**What to work on:** Scan the entries below and extract each line with the word "JSON" in it.

**Records supplied:**

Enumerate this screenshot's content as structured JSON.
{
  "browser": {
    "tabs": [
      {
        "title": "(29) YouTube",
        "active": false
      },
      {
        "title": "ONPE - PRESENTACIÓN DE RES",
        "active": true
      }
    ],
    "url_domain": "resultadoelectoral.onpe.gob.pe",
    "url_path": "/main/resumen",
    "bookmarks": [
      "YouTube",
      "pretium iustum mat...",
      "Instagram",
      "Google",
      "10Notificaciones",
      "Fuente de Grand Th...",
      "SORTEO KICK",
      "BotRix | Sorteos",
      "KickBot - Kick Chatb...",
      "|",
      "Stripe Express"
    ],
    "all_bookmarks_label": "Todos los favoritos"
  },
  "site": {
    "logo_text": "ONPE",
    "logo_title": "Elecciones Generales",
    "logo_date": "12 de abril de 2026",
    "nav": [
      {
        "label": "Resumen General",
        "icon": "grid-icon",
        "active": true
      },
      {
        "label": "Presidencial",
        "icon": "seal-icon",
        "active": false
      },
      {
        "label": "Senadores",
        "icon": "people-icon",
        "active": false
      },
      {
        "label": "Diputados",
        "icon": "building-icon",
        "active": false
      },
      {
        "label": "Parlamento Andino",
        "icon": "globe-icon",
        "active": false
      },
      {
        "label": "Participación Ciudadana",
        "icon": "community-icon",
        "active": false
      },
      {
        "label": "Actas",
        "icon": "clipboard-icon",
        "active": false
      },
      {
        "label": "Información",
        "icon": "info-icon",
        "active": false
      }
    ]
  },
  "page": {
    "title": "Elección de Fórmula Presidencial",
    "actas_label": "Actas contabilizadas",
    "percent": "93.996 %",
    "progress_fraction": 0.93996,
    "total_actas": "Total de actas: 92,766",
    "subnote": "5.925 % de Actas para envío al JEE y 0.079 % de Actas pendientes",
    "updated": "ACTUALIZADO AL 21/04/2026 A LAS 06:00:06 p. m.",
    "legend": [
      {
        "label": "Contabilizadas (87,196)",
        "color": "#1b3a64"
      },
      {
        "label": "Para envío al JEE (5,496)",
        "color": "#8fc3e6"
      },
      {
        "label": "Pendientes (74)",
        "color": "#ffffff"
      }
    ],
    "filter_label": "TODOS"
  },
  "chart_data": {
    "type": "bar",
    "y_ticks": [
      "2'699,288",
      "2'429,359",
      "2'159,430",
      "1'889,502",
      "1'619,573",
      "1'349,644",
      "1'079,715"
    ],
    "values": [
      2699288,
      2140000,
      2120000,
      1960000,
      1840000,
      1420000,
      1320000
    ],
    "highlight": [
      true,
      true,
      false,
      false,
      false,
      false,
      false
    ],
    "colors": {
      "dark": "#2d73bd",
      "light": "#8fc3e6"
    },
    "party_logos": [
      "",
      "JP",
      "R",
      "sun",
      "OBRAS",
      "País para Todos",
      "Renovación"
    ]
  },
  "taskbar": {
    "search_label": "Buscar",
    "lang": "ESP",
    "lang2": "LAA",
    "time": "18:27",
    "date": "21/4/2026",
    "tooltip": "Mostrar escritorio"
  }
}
--
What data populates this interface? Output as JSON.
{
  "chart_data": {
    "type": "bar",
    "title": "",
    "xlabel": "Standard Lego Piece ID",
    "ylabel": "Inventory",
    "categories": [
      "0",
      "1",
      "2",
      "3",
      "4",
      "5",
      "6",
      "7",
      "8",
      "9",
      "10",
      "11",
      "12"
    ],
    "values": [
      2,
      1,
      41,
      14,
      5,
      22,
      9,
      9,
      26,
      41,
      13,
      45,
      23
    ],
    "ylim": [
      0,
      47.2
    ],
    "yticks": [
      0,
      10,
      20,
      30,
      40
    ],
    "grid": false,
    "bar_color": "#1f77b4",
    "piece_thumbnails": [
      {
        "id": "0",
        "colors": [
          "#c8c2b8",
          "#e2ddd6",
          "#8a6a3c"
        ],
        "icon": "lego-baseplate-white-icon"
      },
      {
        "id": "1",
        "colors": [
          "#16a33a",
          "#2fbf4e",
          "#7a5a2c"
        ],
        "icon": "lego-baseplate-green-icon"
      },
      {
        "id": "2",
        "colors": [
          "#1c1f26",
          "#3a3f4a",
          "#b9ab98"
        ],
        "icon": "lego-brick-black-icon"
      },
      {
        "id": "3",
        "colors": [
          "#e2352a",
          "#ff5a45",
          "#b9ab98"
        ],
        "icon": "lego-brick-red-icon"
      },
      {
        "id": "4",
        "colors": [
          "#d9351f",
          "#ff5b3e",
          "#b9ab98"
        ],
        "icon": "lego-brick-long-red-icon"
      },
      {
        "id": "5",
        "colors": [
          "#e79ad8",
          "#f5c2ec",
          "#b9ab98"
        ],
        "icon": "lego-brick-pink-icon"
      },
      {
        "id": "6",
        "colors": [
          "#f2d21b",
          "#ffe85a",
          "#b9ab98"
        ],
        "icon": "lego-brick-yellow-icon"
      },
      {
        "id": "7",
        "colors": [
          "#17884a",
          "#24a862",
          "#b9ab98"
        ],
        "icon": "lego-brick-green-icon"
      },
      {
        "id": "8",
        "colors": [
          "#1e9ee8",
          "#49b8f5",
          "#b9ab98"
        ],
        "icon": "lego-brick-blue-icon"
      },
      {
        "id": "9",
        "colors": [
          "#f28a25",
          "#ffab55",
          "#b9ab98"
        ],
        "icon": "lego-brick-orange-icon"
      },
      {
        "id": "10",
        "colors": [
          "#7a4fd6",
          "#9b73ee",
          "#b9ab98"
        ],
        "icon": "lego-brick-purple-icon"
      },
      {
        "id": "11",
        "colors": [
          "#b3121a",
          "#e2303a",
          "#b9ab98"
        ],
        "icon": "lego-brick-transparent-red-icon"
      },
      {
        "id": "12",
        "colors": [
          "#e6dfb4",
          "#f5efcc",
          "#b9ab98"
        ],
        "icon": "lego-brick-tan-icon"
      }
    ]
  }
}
---
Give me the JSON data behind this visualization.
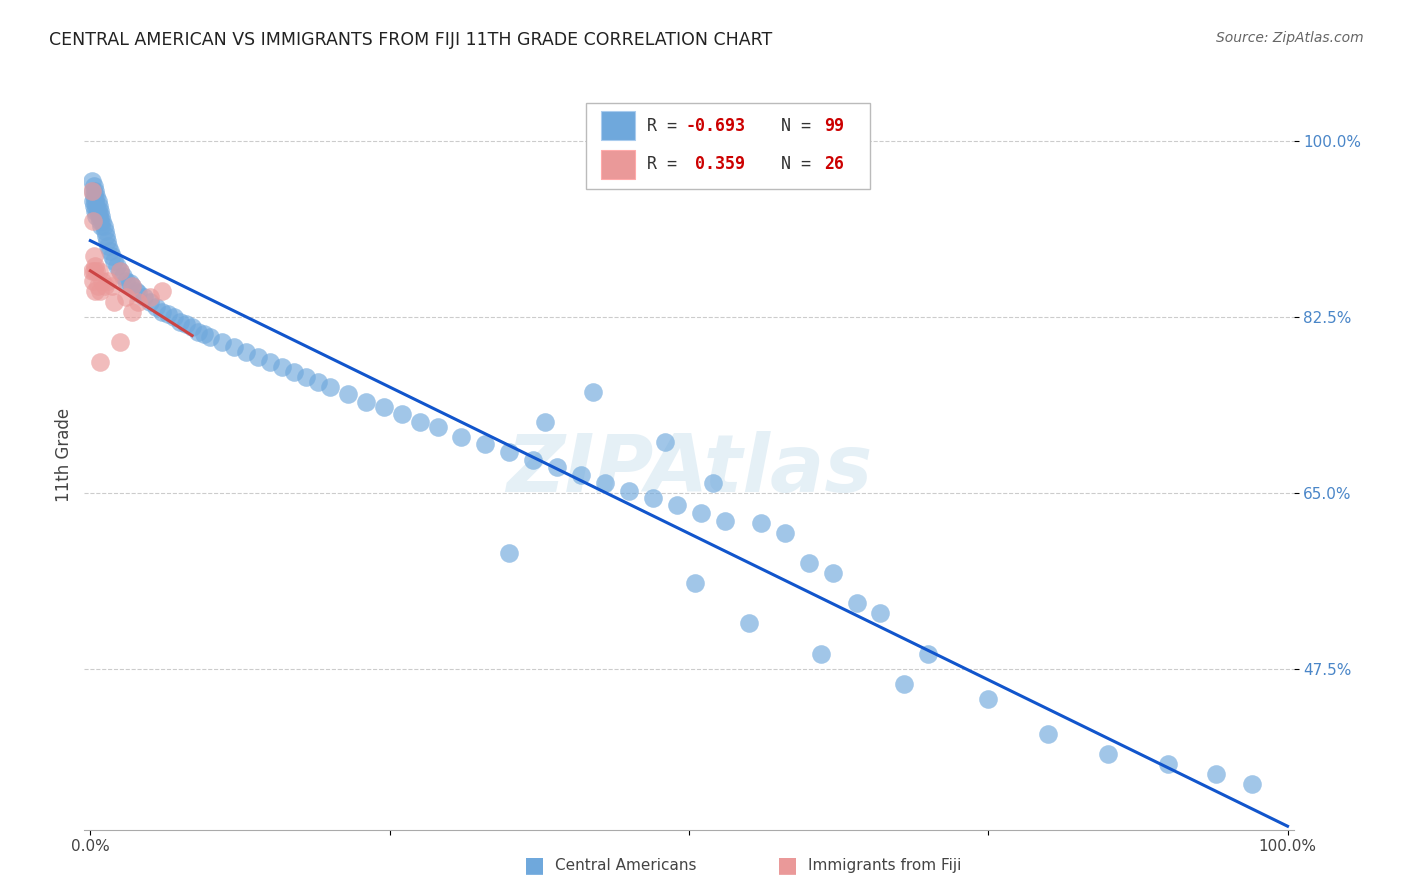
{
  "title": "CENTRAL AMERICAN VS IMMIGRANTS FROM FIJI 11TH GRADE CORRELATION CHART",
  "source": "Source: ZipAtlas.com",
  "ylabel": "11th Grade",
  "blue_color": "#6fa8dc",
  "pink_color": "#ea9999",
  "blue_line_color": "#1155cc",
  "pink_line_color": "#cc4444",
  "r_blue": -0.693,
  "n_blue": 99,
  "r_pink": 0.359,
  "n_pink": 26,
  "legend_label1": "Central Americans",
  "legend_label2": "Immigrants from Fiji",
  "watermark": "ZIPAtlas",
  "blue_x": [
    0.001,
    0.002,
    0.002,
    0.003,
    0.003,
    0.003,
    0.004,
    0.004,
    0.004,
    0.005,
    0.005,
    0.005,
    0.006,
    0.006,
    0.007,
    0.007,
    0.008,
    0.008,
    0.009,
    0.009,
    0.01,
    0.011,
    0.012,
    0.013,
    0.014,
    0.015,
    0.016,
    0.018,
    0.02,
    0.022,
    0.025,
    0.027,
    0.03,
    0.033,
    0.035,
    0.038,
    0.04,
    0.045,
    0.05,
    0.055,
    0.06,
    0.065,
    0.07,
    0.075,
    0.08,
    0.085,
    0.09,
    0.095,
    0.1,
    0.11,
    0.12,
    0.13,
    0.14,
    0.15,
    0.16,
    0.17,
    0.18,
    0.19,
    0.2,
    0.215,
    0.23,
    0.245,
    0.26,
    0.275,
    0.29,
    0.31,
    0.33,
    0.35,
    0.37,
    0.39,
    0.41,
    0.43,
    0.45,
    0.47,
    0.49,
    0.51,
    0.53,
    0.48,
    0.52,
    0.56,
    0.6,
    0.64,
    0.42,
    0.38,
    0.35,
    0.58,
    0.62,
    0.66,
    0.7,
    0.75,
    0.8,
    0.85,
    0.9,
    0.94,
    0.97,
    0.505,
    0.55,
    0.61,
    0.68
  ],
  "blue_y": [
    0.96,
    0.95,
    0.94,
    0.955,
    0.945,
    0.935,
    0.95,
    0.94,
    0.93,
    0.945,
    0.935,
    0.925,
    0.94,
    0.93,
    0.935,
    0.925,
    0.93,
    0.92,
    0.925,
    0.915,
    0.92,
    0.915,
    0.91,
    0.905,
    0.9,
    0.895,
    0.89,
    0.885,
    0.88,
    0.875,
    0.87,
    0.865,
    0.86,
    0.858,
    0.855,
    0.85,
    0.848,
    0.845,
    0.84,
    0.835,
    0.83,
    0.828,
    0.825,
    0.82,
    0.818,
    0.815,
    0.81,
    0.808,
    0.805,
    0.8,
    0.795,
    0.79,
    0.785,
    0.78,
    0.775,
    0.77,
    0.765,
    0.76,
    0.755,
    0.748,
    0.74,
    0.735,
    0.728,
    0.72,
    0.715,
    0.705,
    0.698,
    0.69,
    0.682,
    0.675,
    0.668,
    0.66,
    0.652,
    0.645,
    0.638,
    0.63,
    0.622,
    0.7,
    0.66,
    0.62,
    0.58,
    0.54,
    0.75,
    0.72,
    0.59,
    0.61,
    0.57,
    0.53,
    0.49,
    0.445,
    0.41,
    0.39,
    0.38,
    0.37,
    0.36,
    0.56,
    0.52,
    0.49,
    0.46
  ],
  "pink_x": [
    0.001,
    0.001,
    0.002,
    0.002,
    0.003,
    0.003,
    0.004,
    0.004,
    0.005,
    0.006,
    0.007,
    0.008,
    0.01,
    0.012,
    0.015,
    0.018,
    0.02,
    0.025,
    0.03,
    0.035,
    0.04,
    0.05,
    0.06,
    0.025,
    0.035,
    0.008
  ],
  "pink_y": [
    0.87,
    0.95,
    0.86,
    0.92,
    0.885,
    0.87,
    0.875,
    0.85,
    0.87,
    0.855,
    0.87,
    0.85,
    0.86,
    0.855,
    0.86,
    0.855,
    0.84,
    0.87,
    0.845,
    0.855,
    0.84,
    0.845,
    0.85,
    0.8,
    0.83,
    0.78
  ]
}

**Task response:**
Enumerate this screenshot's content as structured JSON.
What data populates this interface? Output as JSON.
Give me the JSON data behind this visualization.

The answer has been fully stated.